STATED GOAL> Of all the lines here, how many include the string "desc"? Answer with the number only.

RECORDS SUPPLIED>
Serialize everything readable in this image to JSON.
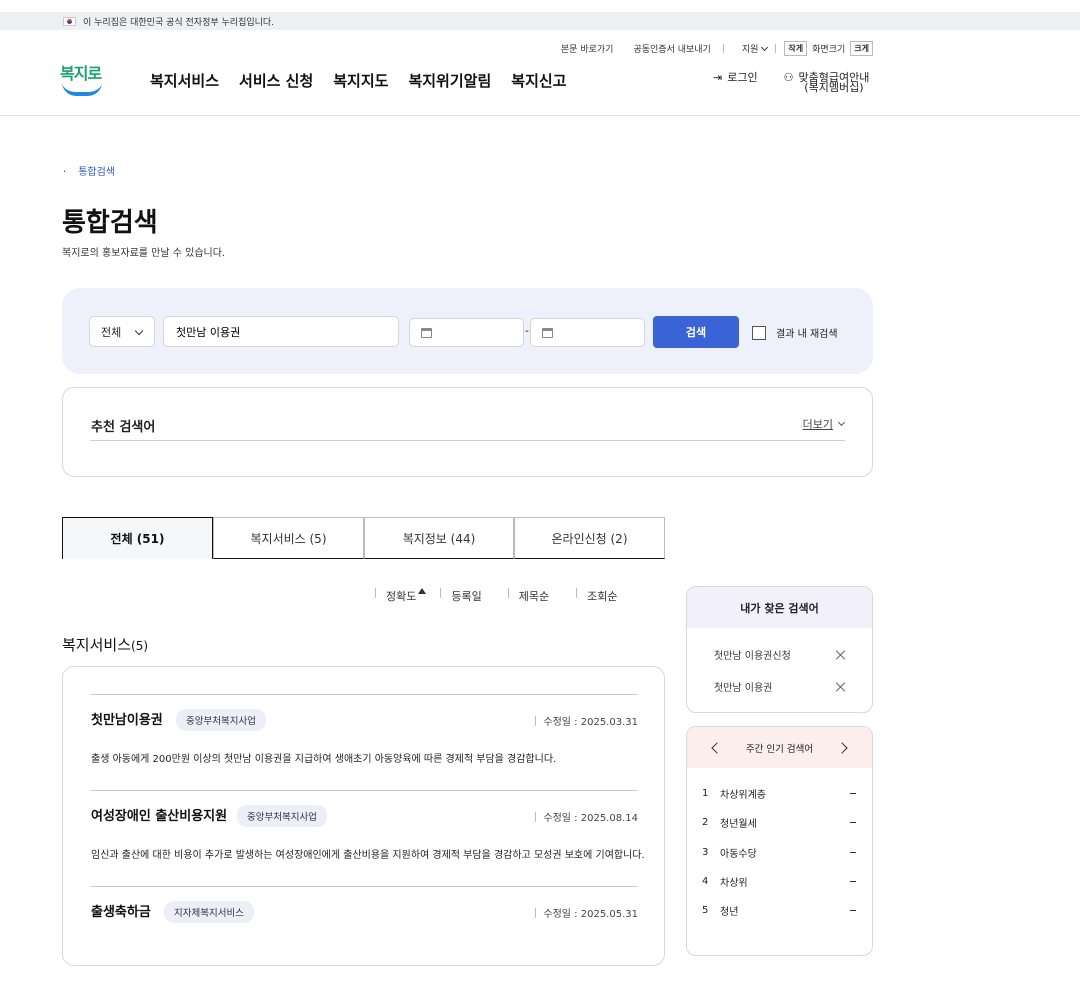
{
  "gov_banner": "이 누리집은 대한민국 공식 전자정부 누리집입니다.",
  "util": {
    "skip": "본문 바로가기",
    "cert": "공동인증서 내보내기",
    "lang": "지원",
    "small": "작게",
    "zoom": "화면크기",
    "large": "크게"
  },
  "logo": "복지로",
  "gnb": [
    "복지서비스",
    "서비스 신청",
    "복지지도",
    "복지위기알림",
    "복지신고"
  ],
  "header_right": {
    "login": "로그인",
    "guide_line1": "맞춤형급여안내",
    "guide_line2": "(복지멤버십)"
  },
  "breadcrumb": "통합검색",
  "page_title": "통합검색",
  "page_subtitle": "복지로의 홍보자료를 만날 수 있습니다.",
  "search": {
    "scope": "전체",
    "query": "첫만남 이용권",
    "date_sep": "-",
    "button": "검색",
    "research_label": "결과 내 재검색"
  },
  "reco": {
    "title": "추천 검색어",
    "more": "더보기"
  },
  "tabs": [
    "전체 (51)",
    "복지서비스 (5)",
    "복지정보 (44)",
    "온라인신청 (2)"
  ],
  "sort": [
    "정확도",
    "등록일",
    "제목순",
    "조회순"
  ],
  "section": {
    "title": "복지서비스",
    "count": "(5)"
  },
  "results": [
    {
      "title": "첫만남이용권",
      "tag": "중앙부처복지사업",
      "updated": "수정일 : 2025.03.31",
      "desc": "출생 아동에게 200만원 이상의 첫만남 이용권을 지급하여 생애초기 아동양육에 따른 경제적 부담을 경감합니다."
    },
    {
      "title": "여성장애인 출산비용지원",
      "tag": "중앙부처복지사업",
      "updated": "수정일 : 2025.08.14",
      "desc": "임신과 출산에 대한 비용이 추가로 발생하는 여성장애인에게 출산비용을 지원하여 경제적 부담을 경감하고 모성권 보호에 기여합니다."
    },
    {
      "title": "출생축하금",
      "tag": "지자체복지서비스",
      "updated": "수정일 : 2025.05.31",
      "desc": ""
    }
  ],
  "my_search": {
    "title": "내가 찾은 검색어",
    "items": [
      "첫만남 이용권신청",
      "첫만남 이용권"
    ]
  },
  "weekly": {
    "title": "주간 인기 검색어",
    "items": [
      {
        "rank": "1",
        "keyword": "차상위계층"
      },
      {
        "rank": "2",
        "keyword": "청년월세"
      },
      {
        "rank": "3",
        "keyword": "아동수당"
      },
      {
        "rank": "4",
        "keyword": "차상위"
      },
      {
        "rank": "5",
        "keyword": "청년"
      }
    ]
  }
}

OUTPUT FOR THIS EXERCISE> 3